[Listed records]
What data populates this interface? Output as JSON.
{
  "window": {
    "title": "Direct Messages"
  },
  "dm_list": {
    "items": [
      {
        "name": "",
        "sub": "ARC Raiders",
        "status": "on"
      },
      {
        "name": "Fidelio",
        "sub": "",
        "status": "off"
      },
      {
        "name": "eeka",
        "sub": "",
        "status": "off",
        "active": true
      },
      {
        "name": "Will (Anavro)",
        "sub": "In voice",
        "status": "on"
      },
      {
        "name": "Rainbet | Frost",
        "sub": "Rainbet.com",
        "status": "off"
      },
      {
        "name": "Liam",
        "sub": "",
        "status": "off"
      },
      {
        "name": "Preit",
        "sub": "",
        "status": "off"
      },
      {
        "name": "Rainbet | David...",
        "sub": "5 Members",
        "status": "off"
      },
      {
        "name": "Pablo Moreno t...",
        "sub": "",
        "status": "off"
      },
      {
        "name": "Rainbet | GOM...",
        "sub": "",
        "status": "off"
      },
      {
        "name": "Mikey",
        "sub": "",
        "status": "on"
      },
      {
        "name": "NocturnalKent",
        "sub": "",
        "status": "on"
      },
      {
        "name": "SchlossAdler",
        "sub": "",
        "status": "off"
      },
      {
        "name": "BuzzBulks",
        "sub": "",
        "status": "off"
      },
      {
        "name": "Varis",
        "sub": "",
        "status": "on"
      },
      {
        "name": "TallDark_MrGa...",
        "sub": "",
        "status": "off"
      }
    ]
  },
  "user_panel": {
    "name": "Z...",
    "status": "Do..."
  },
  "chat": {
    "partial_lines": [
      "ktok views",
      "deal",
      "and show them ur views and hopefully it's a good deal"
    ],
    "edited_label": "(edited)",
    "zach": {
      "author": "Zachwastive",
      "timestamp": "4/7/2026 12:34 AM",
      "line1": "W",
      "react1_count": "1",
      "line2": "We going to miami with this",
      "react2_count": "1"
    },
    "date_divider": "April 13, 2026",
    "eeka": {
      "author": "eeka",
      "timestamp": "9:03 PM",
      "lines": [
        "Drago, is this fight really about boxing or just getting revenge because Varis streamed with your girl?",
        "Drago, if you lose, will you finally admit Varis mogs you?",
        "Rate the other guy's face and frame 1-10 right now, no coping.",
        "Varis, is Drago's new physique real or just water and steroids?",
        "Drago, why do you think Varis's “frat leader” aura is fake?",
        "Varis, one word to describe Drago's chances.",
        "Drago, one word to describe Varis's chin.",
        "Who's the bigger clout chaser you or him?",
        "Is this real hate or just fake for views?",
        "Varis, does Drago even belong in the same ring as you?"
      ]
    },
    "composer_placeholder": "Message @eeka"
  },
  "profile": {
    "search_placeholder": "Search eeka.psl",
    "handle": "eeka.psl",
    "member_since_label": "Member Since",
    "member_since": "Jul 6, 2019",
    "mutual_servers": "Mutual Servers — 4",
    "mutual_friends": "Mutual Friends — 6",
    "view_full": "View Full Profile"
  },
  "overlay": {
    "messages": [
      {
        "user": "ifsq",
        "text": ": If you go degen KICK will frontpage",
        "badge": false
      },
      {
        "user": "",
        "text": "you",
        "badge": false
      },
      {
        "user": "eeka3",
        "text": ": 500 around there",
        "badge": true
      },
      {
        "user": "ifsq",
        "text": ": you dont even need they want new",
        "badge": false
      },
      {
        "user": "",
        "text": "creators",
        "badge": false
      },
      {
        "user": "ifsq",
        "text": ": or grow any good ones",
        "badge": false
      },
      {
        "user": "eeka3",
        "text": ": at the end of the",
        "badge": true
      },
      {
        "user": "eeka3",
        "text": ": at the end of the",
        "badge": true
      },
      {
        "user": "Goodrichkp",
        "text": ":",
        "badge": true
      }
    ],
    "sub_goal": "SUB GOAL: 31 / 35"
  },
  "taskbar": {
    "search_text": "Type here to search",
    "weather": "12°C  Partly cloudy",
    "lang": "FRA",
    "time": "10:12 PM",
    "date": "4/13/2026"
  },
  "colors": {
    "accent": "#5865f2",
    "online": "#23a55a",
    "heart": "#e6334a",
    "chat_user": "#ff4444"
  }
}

[Direction] Copy down the material exactly as written.

[Solved problem]
What data populates this interface? Output as JSON.
{
  "window": {
    "title": "Direct Messages"
  },
  "dm_list": {
    "items": [
      {
        "name": "",
        "sub": "ARC Raiders",
        "status": "on"
      },
      {
        "name": "Fidelio",
        "sub": "",
        "status": "off"
      },
      {
        "name": "eeka",
        "sub": "",
        "status": "off",
        "active": true
      },
      {
        "name": "Will (Anavro)",
        "sub": "In voice",
        "status": "on"
      },
      {
        "name": "Rainbet | Frost",
        "sub": "Rainbet.com",
        "status": "off"
      },
      {
        "name": "Liam",
        "sub": "",
        "status": "off"
      },
      {
        "name": "Preit",
        "sub": "",
        "status": "off"
      },
      {
        "name": "Rainbet | David...",
        "sub": "5 Members",
        "status": "off"
      },
      {
        "name": "Pablo Moreno t...",
        "sub": "",
        "status": "off"
      },
      {
        "name": "Rainbet | GOM...",
        "sub": "",
        "status": "off"
      },
      {
        "name": "Mikey",
        "sub": "",
        "status": "on"
      },
      {
        "name": "NocturnalKent",
        "sub": "",
        "status": "on"
      },
      {
        "name": "SchlossAdler",
        "sub": "",
        "status": "off"
      },
      {
        "name": "BuzzBulks",
        "sub": "",
        "status": "off"
      },
      {
        "name": "Varis",
        "sub": "",
        "status": "on"
      },
      {
        "name": "TallDark_MrGa...",
        "sub": "",
        "status": "off"
      }
    ]
  },
  "user_panel": {
    "name": "Z...",
    "status": "Do..."
  },
  "chat": {
    "partial_lines": [
      "ktok views",
      "deal",
      "and show them ur views and hopefully it's a good deal"
    ],
    "edited_label": "(edited)",
    "zach": {
      "author": "Zachwastive",
      "timestamp": "4/7/2026 12:34 AM",
      "line1": "W",
      "react1_count": "1",
      "line2": "We going to miami with this",
      "react2_count": "1"
    },
    "date_divider": "April 13, 2026",
    "eeka": {
      "author": "eeka",
      "timestamp": "9:03 PM",
      "lines": [
        "Drago, is this fight really about boxing or just getting revenge because Varis streamed with your girl?",
        "Drago, if you lose, will you finally admit Varis mogs you?",
        "Rate the other guy's face and frame 1-10 right now, no coping.",
        "Varis, is Drago's new physique real or just water and steroids?",
        "Drago, why do you think Varis's “frat leader” aura is fake?",
        "Varis, one word to describe Drago's chances.",
        "Drago, one word to describe Varis's chin.",
        "Who's the bigger clout chaser you or him?",
        "Is this real hate or just fake for views?",
        "Varis, does Drago even belong in the same ring as you?"
      ]
    },
    "composer_placeholder": "Message @eeka"
  },
  "profile": {
    "search_placeholder": "Search eeka.psl",
    "handle": "eeka.psl",
    "member_since_label": "Member Since",
    "member_since": "Jul 6, 2019",
    "mutual_servers": "Mutual Servers — 4",
    "mutual_friends": "Mutual Friends — 6",
    "view_full": "View Full Profile"
  },
  "overlay": {
    "messages": [
      {
        "user": "ifsq",
        "text": ": If you go degen KICK will frontpage",
        "badge": false
      },
      {
        "user": "",
        "text": "you",
        "badge": false
      },
      {
        "user": "eeka3",
        "text": ": 500 around there",
        "badge": true
      },
      {
        "user": "ifsq",
        "text": ": you dont even need they want new",
        "badge": false
      },
      {
        "user": "",
        "text": "creators",
        "badge": false
      },
      {
        "user": "ifsq",
        "text": ": or grow any good ones",
        "badge": false
      },
      {
        "user": "eeka3",
        "text": ": at the end of the",
        "badge": true
      },
      {
        "user": "eeka3",
        "text": ": at the end of the",
        "badge": true
      },
      {
        "user": "Goodrichkp",
        "text": ":",
        "badge": true
      }
    ],
    "sub_goal": "SUB GOAL: 31 / 35"
  },
  "taskbar": {
    "search_text": "Type here to search",
    "weather": "12°C  Partly cloudy",
    "lang": "FRA",
    "time": "10:12 PM",
    "date": "4/13/2026"
  },
  "colors": {
    "accent": "#5865f2",
    "online": "#23a55a",
    "heart": "#e6334a",
    "chat_user": "#ff4444"
  }
}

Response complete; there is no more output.